Exercise brief |
Below are entries; work out how many of their lines hold "status", giving only that number.
Input START
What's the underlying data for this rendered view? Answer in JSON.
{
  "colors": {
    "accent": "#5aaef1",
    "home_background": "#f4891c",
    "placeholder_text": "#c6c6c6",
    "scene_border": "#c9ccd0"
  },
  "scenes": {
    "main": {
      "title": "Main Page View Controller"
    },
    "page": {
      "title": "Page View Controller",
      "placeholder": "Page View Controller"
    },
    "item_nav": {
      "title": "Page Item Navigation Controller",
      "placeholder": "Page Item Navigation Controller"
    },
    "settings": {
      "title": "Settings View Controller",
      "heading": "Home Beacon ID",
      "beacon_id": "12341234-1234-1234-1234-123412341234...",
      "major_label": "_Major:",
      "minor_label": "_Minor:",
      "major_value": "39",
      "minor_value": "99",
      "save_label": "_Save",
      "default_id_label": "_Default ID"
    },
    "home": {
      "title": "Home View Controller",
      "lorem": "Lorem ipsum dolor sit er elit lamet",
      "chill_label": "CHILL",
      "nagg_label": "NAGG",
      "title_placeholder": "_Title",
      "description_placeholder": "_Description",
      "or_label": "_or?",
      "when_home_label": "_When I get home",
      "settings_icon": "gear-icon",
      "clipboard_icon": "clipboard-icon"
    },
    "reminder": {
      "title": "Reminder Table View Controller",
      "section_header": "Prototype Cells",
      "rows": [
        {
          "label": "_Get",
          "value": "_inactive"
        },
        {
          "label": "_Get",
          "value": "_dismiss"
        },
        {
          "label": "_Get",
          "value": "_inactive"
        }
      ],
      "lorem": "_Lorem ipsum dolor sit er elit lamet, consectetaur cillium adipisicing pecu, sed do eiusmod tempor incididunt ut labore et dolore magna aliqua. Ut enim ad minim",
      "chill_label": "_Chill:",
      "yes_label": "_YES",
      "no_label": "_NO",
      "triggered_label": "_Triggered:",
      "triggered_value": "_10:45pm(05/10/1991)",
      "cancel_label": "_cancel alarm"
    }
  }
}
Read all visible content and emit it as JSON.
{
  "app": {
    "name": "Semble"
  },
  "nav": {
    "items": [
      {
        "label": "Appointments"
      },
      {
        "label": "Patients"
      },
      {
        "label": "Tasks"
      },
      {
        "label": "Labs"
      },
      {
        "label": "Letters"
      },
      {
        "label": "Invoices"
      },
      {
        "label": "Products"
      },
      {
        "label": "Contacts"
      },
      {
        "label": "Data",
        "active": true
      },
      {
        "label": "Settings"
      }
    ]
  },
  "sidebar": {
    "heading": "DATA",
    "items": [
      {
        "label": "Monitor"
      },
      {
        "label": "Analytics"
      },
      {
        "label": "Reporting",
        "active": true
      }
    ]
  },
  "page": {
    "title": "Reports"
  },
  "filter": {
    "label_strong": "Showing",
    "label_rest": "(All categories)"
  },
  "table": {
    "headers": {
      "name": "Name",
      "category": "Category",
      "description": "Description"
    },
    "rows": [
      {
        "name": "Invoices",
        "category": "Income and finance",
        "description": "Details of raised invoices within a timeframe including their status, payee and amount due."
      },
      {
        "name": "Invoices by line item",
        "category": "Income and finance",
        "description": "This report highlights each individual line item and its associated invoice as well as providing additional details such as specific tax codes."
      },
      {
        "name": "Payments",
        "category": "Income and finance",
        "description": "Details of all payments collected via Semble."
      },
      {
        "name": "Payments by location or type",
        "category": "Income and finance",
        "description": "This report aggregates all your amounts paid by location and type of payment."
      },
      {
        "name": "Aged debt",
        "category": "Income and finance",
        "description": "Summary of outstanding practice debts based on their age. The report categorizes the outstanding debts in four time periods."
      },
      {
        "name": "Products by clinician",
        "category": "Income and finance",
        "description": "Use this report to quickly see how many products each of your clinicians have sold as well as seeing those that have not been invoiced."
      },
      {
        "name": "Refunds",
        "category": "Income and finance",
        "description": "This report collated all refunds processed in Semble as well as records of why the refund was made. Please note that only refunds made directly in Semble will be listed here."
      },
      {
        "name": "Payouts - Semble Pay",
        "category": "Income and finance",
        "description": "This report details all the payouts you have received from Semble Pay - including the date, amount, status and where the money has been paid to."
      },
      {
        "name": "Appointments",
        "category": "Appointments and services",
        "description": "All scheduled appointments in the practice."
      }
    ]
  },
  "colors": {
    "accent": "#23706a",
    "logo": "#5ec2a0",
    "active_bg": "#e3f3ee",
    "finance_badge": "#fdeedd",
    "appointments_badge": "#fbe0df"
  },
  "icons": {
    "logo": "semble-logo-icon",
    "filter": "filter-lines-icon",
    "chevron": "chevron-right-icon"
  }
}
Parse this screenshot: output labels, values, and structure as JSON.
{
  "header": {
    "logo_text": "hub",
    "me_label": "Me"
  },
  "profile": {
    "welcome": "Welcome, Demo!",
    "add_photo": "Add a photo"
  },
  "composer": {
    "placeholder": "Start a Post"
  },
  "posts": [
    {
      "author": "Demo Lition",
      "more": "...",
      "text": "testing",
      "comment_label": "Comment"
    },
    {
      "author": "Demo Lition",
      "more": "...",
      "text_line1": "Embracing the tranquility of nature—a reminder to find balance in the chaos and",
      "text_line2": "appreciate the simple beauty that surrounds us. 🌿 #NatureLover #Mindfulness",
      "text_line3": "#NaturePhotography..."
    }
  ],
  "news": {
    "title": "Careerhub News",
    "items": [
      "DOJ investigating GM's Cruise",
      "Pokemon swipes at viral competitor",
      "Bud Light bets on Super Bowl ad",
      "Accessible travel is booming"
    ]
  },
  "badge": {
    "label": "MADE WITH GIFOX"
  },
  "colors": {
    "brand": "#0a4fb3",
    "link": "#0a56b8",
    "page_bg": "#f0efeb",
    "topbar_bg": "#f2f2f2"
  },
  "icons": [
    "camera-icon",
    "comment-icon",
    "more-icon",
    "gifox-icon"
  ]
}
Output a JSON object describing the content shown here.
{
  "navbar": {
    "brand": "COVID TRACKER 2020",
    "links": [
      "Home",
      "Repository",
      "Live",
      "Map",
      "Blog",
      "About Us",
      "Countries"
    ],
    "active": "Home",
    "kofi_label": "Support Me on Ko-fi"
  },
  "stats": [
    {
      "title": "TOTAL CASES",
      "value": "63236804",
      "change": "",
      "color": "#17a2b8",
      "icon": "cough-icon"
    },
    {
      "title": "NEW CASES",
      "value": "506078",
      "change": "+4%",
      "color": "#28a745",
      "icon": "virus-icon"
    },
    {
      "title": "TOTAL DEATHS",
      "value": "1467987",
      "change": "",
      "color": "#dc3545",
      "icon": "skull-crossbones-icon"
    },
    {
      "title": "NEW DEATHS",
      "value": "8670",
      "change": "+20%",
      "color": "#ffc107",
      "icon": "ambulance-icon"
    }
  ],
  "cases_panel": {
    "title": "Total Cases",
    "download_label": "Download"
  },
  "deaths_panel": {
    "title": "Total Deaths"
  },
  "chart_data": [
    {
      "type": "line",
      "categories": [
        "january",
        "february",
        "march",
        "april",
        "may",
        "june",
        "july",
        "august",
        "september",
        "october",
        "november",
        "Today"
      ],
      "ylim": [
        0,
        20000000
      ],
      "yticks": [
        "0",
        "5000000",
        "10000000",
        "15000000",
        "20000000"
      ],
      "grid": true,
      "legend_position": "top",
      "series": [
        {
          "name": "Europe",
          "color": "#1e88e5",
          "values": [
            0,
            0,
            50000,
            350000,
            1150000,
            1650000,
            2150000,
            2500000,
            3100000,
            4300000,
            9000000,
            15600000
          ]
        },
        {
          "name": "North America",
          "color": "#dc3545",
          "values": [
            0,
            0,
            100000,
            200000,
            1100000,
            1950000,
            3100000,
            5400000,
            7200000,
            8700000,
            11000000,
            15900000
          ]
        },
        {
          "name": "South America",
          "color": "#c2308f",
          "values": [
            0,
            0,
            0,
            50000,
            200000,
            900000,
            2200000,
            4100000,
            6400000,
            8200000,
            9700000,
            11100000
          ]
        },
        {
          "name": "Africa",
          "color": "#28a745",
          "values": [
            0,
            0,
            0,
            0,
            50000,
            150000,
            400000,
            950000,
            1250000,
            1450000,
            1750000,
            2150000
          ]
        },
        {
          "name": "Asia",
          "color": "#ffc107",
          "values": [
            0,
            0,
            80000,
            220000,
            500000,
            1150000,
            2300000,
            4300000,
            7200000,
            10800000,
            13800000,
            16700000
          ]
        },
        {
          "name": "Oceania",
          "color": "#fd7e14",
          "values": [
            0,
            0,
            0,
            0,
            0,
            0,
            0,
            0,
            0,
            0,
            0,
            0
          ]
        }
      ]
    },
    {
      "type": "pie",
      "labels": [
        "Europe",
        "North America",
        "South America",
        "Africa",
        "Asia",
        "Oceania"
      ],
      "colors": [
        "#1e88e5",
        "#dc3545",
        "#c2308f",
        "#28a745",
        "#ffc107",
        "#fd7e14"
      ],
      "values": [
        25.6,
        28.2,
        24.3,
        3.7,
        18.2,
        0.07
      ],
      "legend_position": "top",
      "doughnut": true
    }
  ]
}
Input END
Result |
2